--- start ---

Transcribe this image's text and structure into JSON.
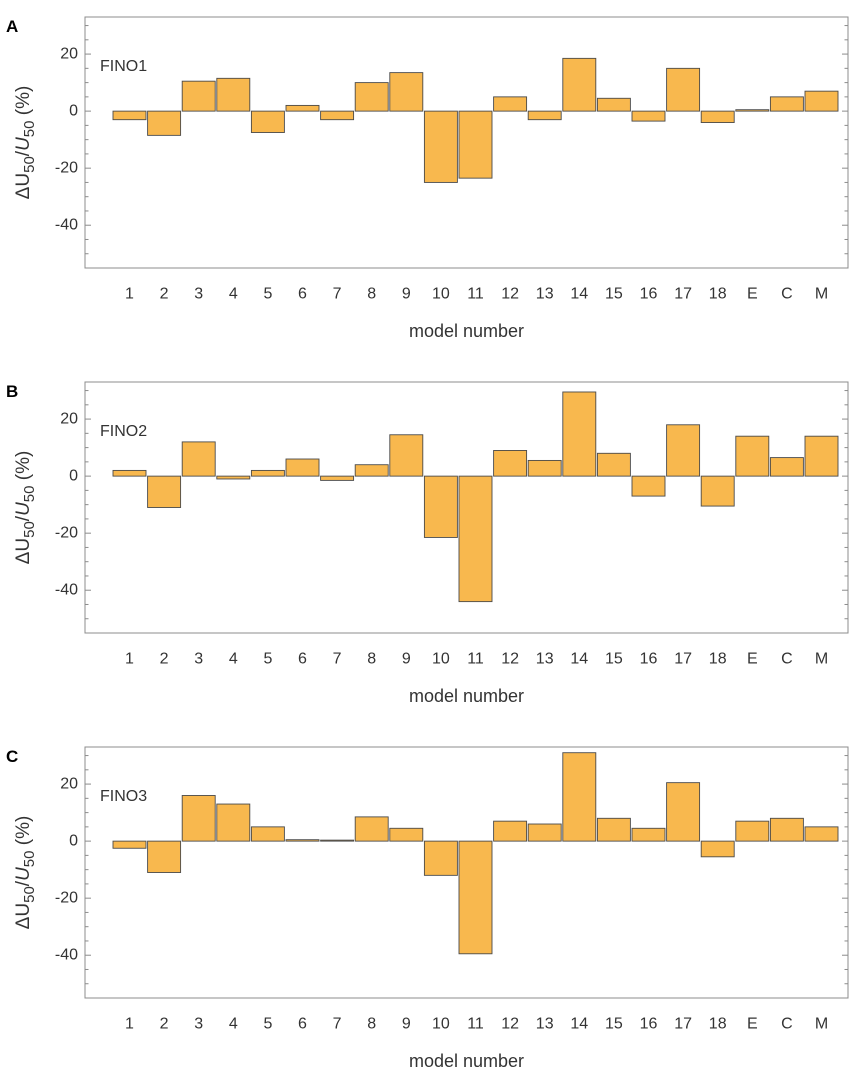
{
  "colors": {
    "bar_fill": "#F8B84E",
    "bar_stroke": "#4a4a4a",
    "frame": "#8c8c8c",
    "text": "#333333",
    "panel_letter": "#000000"
  },
  "chart_data": [
    {
      "type": "bar",
      "panel_label": "A",
      "station": "FINO1",
      "categories": [
        "1",
        "2",
        "3",
        "4",
        "5",
        "6",
        "7",
        "8",
        "9",
        "10",
        "11",
        "12",
        "13",
        "14",
        "15",
        "16",
        "17",
        "18",
        "E",
        "C",
        "M"
      ],
      "values": [
        -3,
        -8.5,
        10.5,
        11.5,
        -7.5,
        2,
        -3,
        10,
        13.5,
        -25,
        -23.5,
        5,
        -3,
        18.5,
        4.5,
        -3.5,
        15,
        -4,
        0.5,
        5,
        7
      ],
      "xlabel": "model number",
      "ylabel": {
        "prefix": "ΔU",
        "sub1": "50",
        "slash": "/U",
        "sub2": "50",
        "suffix": " (%)"
      },
      "ylim": [
        -55,
        33
      ],
      "yticks": [
        20,
        0,
        -20,
        -40
      ],
      "ytick_labels": [
        "20",
        "0",
        "-20",
        "-40"
      ],
      "legend": "none"
    },
    {
      "type": "bar",
      "panel_label": "B",
      "station": "FINO2",
      "categories": [
        "1",
        "2",
        "3",
        "4",
        "5",
        "6",
        "7",
        "8",
        "9",
        "10",
        "11",
        "12",
        "13",
        "14",
        "15",
        "16",
        "17",
        "18",
        "E",
        "C",
        "M"
      ],
      "values": [
        2,
        -11,
        12,
        -1,
        2,
        6,
        -1.5,
        4,
        14.5,
        -21.5,
        -44,
        9,
        5.5,
        29.5,
        8,
        -7,
        18,
        -10.5,
        14,
        6.5,
        14
      ],
      "xlabel": "model number",
      "ylabel": {
        "prefix": "ΔU",
        "sub1": "50",
        "slash": "/U",
        "sub2": "50",
        "suffix": " (%)"
      },
      "ylim": [
        -55,
        33
      ],
      "yticks": [
        20,
        0,
        -20,
        -40
      ],
      "ytick_labels": [
        "20",
        "0",
        "-20",
        "-40"
      ],
      "legend": "none"
    },
    {
      "type": "bar",
      "panel_label": "C",
      "station": "FINO3",
      "categories": [
        "1",
        "2",
        "3",
        "4",
        "5",
        "6",
        "7",
        "8",
        "9",
        "10",
        "11",
        "12",
        "13",
        "14",
        "15",
        "16",
        "17",
        "18",
        "E",
        "C",
        "M"
      ],
      "values": [
        -2.5,
        -11,
        16,
        13,
        5,
        0.5,
        0,
        8.5,
        4.5,
        -12,
        -39.5,
        7,
        6,
        31,
        8,
        4.5,
        20.5,
        -5.5,
        7,
        8,
        5
      ],
      "xlabel": "model number",
      "ylabel": {
        "prefix": "ΔU",
        "sub1": "50",
        "slash": "/U",
        "sub2": "50",
        "suffix": " (%)"
      },
      "ylim": [
        -55,
        33
      ],
      "yticks": [
        20,
        0,
        -20,
        -40
      ],
      "ytick_labels": [
        "20",
        "0",
        "-20",
        "-40"
      ],
      "legend": "none"
    }
  ]
}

--- end ---

All the lines above are to be reproduced exactly, except the pictures.

Transcribe this image's text and structure into JSON.
{
  "colors": {
    "bar_fill": "#F8B84E",
    "bar_stroke": "#4a4a4a",
    "frame": "#8c8c8c",
    "text": "#333333",
    "panel_letter": "#000000"
  },
  "chart_data": [
    {
      "type": "bar",
      "panel_label": "A",
      "station": "FINO1",
      "categories": [
        "1",
        "2",
        "3",
        "4",
        "5",
        "6",
        "7",
        "8",
        "9",
        "10",
        "11",
        "12",
        "13",
        "14",
        "15",
        "16",
        "17",
        "18",
        "E",
        "C",
        "M"
      ],
      "values": [
        -3,
        -8.5,
        10.5,
        11.5,
        -7.5,
        2,
        -3,
        10,
        13.5,
        -25,
        -23.5,
        5,
        -3,
        18.5,
        4.5,
        -3.5,
        15,
        -4,
        0.5,
        5,
        7
      ],
      "xlabel": "model number",
      "ylabel": {
        "prefix": "ΔU",
        "sub1": "50",
        "slash": "/U",
        "sub2": "50",
        "suffix": " (%)"
      },
      "ylim": [
        -55,
        33
      ],
      "yticks": [
        20,
        0,
        -20,
        -40
      ],
      "ytick_labels": [
        "20",
        "0",
        "-20",
        "-40"
      ],
      "legend": "none"
    },
    {
      "type": "bar",
      "panel_label": "B",
      "station": "FINO2",
      "categories": [
        "1",
        "2",
        "3",
        "4",
        "5",
        "6",
        "7",
        "8",
        "9",
        "10",
        "11",
        "12",
        "13",
        "14",
        "15",
        "16",
        "17",
        "18",
        "E",
        "C",
        "M"
      ],
      "values": [
        2,
        -11,
        12,
        -1,
        2,
        6,
        -1.5,
        4,
        14.5,
        -21.5,
        -44,
        9,
        5.5,
        29.5,
        8,
        -7,
        18,
        -10.5,
        14,
        6.5,
        14
      ],
      "xlabel": "model number",
      "ylabel": {
        "prefix": "ΔU",
        "sub1": "50",
        "slash": "/U",
        "sub2": "50",
        "suffix": " (%)"
      },
      "ylim": [
        -55,
        33
      ],
      "yticks": [
        20,
        0,
        -20,
        -40
      ],
      "ytick_labels": [
        "20",
        "0",
        "-20",
        "-40"
      ],
      "legend": "none"
    },
    {
      "type": "bar",
      "panel_label": "C",
      "station": "FINO3",
      "categories": [
        "1",
        "2",
        "3",
        "4",
        "5",
        "6",
        "7",
        "8",
        "9",
        "10",
        "11",
        "12",
        "13",
        "14",
        "15",
        "16",
        "17",
        "18",
        "E",
        "C",
        "M"
      ],
      "values": [
        -2.5,
        -11,
        16,
        13,
        5,
        0.5,
        0,
        8.5,
        4.5,
        -12,
        -39.5,
        7,
        6,
        31,
        8,
        4.5,
        20.5,
        -5.5,
        7,
        8,
        5
      ],
      "xlabel": "model number",
      "ylabel": {
        "prefix": "ΔU",
        "sub1": "50",
        "slash": "/U",
        "sub2": "50",
        "suffix": " (%)"
      },
      "ylim": [
        -55,
        33
      ],
      "yticks": [
        20,
        0,
        -20,
        -40
      ],
      "ytick_labels": [
        "20",
        "0",
        "-20",
        "-40"
      ],
      "legend": "none"
    }
  ]
}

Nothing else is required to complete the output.